AIM OF THE TASK:
Report all lines from the entries below in which "Precision" appears.

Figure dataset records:

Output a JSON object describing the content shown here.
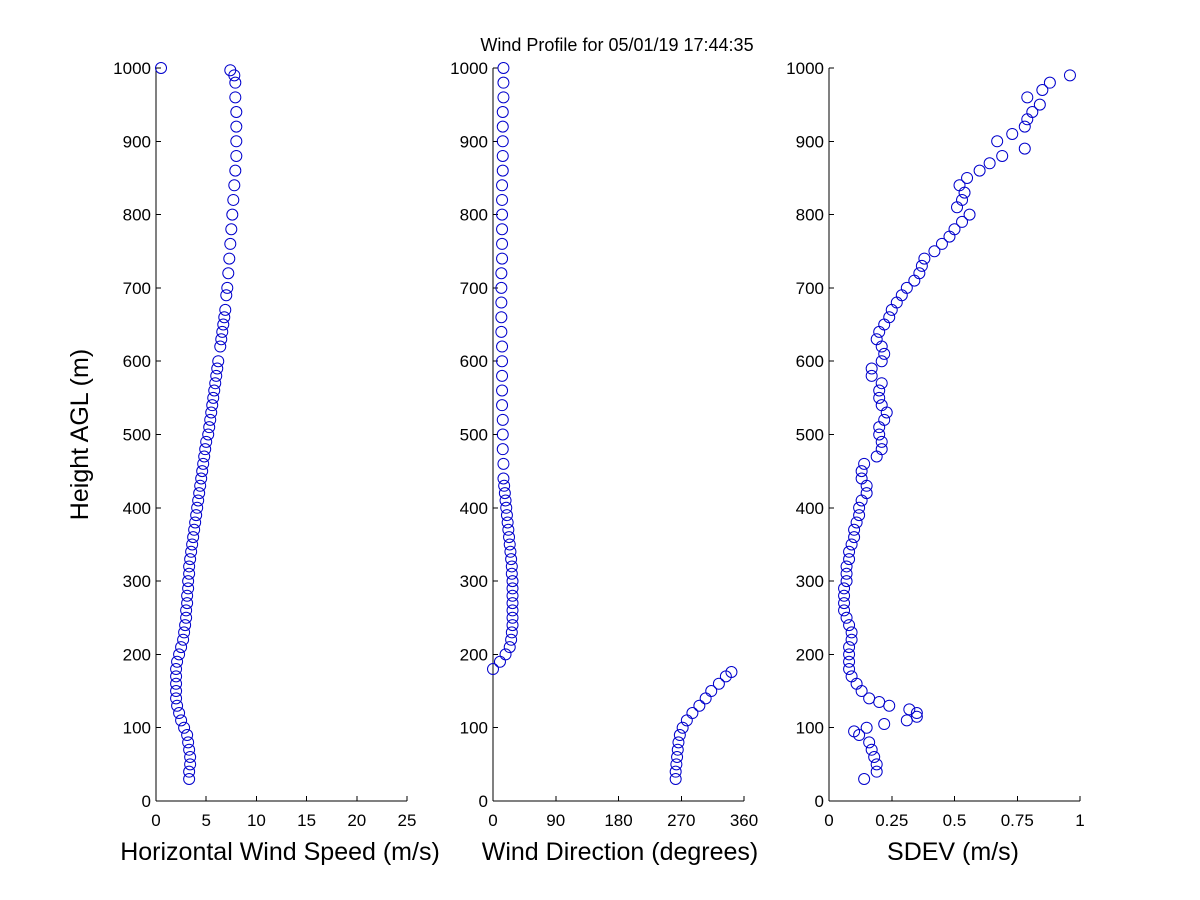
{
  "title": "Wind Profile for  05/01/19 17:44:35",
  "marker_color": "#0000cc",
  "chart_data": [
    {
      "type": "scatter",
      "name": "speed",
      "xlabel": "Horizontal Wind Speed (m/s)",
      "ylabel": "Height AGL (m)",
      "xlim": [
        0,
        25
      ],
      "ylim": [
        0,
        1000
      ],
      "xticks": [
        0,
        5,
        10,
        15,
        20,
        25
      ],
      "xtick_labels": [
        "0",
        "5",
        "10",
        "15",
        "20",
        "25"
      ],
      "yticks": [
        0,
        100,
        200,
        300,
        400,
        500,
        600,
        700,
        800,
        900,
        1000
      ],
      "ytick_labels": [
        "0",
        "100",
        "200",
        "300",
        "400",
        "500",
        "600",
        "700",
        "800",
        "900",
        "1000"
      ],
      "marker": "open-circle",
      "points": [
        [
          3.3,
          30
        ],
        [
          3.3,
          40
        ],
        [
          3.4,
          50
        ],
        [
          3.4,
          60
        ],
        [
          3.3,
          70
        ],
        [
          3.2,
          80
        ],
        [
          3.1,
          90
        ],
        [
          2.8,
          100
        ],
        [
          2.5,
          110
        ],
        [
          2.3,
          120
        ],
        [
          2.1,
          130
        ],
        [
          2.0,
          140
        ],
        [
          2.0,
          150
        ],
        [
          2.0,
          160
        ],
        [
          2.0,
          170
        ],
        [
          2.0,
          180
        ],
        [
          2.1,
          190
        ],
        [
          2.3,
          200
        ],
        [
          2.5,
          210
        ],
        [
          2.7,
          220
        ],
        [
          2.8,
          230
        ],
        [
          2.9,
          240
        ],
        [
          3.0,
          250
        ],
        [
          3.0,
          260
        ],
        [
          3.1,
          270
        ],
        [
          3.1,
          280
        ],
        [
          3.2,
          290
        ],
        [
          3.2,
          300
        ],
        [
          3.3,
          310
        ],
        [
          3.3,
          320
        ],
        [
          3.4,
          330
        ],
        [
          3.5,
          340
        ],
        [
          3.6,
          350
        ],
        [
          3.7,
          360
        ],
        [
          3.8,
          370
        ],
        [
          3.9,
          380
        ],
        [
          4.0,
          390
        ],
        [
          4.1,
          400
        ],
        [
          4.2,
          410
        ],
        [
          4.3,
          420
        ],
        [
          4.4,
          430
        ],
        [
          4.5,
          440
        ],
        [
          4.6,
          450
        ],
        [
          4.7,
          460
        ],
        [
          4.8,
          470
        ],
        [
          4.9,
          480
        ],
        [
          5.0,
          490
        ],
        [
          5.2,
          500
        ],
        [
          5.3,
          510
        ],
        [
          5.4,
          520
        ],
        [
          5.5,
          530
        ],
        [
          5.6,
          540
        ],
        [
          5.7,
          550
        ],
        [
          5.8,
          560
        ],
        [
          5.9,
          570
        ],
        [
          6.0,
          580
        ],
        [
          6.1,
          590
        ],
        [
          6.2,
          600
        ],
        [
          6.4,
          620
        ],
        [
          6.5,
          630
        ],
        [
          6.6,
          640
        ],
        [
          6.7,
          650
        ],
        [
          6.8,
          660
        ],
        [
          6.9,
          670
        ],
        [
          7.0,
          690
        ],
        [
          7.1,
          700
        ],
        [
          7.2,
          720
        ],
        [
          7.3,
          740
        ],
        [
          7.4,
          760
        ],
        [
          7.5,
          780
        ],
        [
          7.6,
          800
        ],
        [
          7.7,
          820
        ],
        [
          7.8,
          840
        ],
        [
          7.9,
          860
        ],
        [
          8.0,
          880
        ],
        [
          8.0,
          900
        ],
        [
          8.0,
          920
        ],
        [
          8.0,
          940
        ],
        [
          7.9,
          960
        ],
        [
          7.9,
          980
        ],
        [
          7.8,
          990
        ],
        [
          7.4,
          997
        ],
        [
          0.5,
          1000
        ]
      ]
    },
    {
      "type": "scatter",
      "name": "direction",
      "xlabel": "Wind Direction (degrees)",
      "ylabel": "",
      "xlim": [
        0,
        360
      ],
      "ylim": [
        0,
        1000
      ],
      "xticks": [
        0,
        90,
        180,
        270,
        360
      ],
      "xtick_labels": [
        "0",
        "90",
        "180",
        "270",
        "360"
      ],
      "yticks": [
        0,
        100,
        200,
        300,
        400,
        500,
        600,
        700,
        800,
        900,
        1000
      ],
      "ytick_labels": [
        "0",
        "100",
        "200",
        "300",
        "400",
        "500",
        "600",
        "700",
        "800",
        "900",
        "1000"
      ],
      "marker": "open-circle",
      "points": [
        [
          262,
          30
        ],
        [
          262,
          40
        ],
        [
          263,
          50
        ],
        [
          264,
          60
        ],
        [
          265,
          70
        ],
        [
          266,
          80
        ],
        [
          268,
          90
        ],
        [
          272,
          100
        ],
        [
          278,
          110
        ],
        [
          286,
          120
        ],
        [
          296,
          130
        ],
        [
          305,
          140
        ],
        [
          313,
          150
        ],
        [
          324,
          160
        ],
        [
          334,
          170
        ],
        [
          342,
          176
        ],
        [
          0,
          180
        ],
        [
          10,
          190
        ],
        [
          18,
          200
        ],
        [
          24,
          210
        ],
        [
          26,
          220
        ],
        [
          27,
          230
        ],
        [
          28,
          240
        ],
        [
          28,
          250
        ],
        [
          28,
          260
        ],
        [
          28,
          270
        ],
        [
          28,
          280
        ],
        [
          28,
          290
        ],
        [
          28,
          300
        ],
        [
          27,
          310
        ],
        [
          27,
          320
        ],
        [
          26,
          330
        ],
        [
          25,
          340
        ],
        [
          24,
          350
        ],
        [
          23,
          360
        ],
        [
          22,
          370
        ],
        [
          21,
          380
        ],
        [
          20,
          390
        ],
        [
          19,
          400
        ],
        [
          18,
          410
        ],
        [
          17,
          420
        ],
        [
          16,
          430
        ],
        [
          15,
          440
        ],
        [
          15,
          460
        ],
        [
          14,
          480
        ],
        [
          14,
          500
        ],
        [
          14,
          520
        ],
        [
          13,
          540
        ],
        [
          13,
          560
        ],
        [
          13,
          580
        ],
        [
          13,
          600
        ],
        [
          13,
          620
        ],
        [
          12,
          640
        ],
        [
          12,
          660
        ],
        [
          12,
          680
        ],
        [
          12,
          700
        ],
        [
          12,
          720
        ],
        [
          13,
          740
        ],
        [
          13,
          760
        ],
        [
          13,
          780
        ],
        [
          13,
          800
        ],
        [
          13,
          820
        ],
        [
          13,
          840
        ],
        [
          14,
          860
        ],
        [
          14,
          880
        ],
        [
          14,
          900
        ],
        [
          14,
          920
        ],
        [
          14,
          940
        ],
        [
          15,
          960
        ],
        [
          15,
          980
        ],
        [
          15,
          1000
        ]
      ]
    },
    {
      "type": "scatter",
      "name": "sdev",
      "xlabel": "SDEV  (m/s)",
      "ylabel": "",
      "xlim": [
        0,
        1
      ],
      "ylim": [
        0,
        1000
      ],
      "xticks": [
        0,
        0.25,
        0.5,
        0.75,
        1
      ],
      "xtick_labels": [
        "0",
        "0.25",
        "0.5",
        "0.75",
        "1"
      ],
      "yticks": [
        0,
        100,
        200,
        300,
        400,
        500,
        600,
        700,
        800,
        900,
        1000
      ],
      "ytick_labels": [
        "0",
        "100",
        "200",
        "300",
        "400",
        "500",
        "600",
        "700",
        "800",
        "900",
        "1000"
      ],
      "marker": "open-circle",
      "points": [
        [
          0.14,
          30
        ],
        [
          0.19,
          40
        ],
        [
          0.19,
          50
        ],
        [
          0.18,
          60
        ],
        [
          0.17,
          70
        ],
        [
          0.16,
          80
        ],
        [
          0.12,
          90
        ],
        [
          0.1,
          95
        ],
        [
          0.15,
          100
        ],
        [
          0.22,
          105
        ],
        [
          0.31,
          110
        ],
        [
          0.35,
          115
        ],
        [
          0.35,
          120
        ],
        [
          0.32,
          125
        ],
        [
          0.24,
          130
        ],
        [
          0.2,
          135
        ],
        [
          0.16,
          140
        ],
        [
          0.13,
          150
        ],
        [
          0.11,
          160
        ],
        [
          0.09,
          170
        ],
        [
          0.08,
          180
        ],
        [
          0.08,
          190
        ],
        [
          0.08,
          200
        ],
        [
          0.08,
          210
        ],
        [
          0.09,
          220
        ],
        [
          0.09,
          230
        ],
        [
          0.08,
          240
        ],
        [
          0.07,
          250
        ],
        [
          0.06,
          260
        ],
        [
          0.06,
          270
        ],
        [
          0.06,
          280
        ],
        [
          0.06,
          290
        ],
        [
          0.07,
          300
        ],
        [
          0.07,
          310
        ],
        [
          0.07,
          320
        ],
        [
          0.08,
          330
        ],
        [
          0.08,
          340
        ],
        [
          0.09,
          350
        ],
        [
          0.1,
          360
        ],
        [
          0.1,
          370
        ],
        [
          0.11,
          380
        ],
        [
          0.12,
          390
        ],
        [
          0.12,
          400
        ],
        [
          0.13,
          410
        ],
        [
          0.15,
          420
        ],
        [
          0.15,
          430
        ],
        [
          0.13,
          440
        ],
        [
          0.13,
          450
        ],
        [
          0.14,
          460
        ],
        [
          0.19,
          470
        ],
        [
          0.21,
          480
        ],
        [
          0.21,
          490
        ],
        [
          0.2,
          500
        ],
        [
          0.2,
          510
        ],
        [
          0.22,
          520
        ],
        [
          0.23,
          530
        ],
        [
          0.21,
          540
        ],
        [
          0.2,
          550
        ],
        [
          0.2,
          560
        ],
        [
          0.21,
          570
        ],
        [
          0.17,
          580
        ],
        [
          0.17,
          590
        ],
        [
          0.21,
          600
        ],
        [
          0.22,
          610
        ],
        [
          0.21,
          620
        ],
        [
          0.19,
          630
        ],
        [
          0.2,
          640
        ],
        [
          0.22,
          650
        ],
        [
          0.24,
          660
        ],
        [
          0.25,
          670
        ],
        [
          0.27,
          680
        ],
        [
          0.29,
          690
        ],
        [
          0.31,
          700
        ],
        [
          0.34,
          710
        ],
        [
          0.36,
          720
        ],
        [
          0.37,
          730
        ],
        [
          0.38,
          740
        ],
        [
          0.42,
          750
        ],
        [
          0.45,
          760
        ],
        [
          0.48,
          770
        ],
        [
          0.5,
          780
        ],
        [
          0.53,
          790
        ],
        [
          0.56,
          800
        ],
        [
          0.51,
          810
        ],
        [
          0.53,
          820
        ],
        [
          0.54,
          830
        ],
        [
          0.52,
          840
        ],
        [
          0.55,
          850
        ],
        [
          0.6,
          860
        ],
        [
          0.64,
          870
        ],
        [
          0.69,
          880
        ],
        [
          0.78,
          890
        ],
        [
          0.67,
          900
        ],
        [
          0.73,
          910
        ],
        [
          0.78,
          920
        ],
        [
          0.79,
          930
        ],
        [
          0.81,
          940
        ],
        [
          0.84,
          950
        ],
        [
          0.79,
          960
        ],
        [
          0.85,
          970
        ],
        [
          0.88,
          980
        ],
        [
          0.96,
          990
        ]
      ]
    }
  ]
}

---

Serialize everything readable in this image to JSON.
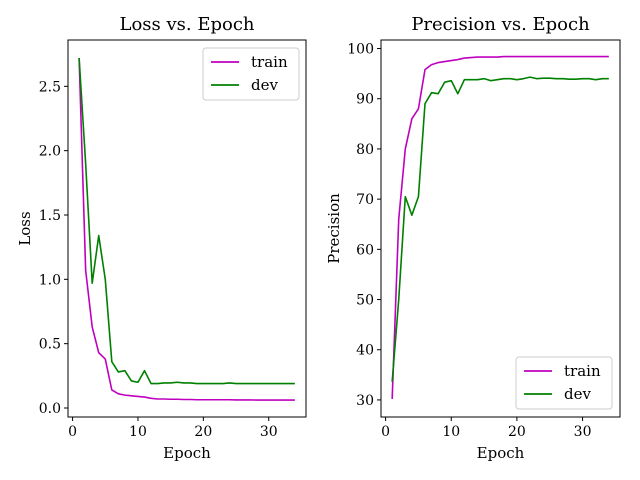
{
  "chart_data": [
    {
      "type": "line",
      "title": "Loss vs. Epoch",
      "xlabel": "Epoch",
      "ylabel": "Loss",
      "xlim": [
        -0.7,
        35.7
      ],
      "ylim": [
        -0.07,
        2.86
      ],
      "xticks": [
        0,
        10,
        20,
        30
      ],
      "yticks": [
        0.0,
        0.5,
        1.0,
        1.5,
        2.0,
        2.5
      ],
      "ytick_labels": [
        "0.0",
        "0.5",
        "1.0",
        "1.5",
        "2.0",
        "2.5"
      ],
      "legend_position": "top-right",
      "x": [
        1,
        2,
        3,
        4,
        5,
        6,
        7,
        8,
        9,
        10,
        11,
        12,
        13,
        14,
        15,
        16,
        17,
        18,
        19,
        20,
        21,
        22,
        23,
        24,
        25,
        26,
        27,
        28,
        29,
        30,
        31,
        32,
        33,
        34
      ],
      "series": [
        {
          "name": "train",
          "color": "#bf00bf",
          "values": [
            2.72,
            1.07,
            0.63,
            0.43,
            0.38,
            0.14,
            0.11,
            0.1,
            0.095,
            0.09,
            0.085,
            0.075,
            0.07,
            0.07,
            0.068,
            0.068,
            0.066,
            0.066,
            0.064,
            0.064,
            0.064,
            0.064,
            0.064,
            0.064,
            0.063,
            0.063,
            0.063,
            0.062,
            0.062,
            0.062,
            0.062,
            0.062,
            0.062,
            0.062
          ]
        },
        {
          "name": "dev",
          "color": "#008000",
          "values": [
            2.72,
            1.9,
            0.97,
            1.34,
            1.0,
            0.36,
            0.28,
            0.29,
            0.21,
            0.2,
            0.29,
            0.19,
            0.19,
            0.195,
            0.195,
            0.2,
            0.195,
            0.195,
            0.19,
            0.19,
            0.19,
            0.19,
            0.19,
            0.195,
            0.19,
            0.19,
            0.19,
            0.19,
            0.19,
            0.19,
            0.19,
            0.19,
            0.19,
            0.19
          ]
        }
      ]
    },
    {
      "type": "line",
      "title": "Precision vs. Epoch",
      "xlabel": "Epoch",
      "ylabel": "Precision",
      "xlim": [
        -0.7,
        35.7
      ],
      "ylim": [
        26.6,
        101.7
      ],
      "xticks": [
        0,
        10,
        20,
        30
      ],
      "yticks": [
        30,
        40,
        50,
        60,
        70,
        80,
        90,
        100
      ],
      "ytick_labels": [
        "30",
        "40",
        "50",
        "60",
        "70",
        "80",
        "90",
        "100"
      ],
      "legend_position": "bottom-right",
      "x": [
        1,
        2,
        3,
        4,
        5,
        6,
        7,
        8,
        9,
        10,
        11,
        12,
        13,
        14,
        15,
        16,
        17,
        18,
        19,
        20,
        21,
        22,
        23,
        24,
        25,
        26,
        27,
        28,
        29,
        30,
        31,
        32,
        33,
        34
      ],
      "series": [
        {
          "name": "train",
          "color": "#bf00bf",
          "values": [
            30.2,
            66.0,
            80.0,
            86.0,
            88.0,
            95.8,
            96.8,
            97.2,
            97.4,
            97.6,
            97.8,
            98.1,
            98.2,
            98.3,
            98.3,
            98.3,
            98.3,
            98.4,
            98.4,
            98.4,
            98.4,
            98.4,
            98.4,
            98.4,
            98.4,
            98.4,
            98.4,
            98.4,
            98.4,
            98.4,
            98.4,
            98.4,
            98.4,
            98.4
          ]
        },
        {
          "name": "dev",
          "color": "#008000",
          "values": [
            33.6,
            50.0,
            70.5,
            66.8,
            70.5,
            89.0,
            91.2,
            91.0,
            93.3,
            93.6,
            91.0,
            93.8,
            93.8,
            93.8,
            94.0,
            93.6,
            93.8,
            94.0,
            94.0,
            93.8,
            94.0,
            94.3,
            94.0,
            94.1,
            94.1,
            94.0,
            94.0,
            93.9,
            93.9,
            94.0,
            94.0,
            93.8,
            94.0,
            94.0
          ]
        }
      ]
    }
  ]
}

RESULT OF THIS EXERCISE:
      "title": "Precision vs. Epoch",
      "ylabel": "Precision",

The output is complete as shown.